Passage provided:
Anonymity in Sexual Offences: A Scottish Law Reform Campaign?
- Oct 14
- 7 min read
This blog is the first in our series, “Gender (in)justice: Views from Scotland”, featuring pieces authored by legal academics at Glasgow Caledonian University. GCU Law has a strong socio-legal research culture, and this blog series draws on our research across diverse legal contexts. This blog series will explore recent legal developments and emerging legal challenges at the intersection of gender and justice in the law of Scotland. By publishing pieces exploring gender justice issues from a Scots Law perspective, we hope to inspire discussion and invite critical perspectives not only among researchers working in the Scottish context, but from our colleagues in the rest of the UK and beyond.
By Dr Andrew Tickell
Keywords: complainer anonymity; criminal justice processes; sexual offences; privacy; legislative reform

Do victims of sexual offences have “an automatic right to lifelong anonymity under UK law”? This claim is routinely advanced in print and broadcast media. It is commonly used as context to justify why some complainants are not named in press reports, and “waiving their right to anonymity” is routinely invoked to frame decisions by survivors across Britain to identify themselves in connection with a case and go public about their experiences.
In England, Wales and Northern Ireland, complainants do have such rights. Originating in the 1970s, they’re now mainly found in the Sexual Offences (Amendment) Act of 1992. But in Scotland – there are currently no automatic reporting restrictions in sexual offence cases, and no anonymity rights for Scottish complainers to waive.
Unless the courts make a special order under section 11 of the Contempt of Court Act 1981 – something which rarely happens – then there are no legal restrictions on the press or the public identifying someone concerned in a criminal case.
The Editors’ Code provides that newspapers “must not identify or publish material likely to lead to the identification of a victim of sexual assault unless there is adequate justification and they are legally free to do so” – but bloggers, YouTubers and TikTokers don’t answer to press regulators. The evidence also suggests that some Scottish publishers have fallen short of this standard and have identified complainers in sexual offences cases.
Discovering this generally comes as a bit of a shock – to lawyers, academics, and complainers themselves, who often have a strong legal consciousness, as a result of routine inaccurate reporting, that this is one protection the law extends to them.

Data shown:
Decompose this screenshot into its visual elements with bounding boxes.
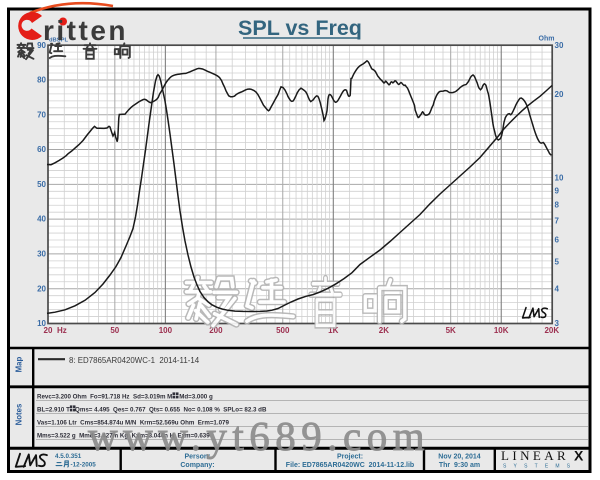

Exercise description:
Reproduce word for word the part of the blog post on anonymity in sexual offences that opens with the words "The Editors’ Code" and closes after the words "extends to them.".

Problem solution:
The Editors’ Code provides that newspapers “must not identify or publish material likely to lead to the identification of a victim of sexual assault unless there is adequate justification and they are legally free to do so” – but bloggers, YouTubers and TikTokers don’t answer to press regulators. The evidence also suggests that some Scottish publishers have fallen short of this standard and have identified complainers in sexual offences cases.
Discovering this generally comes as a bit of a shock – to lawyers, academics, and complainers themselves, who often have a strong legal consciousness, as a result of routine inaccurate reporting, that this is one protection the law extends to them.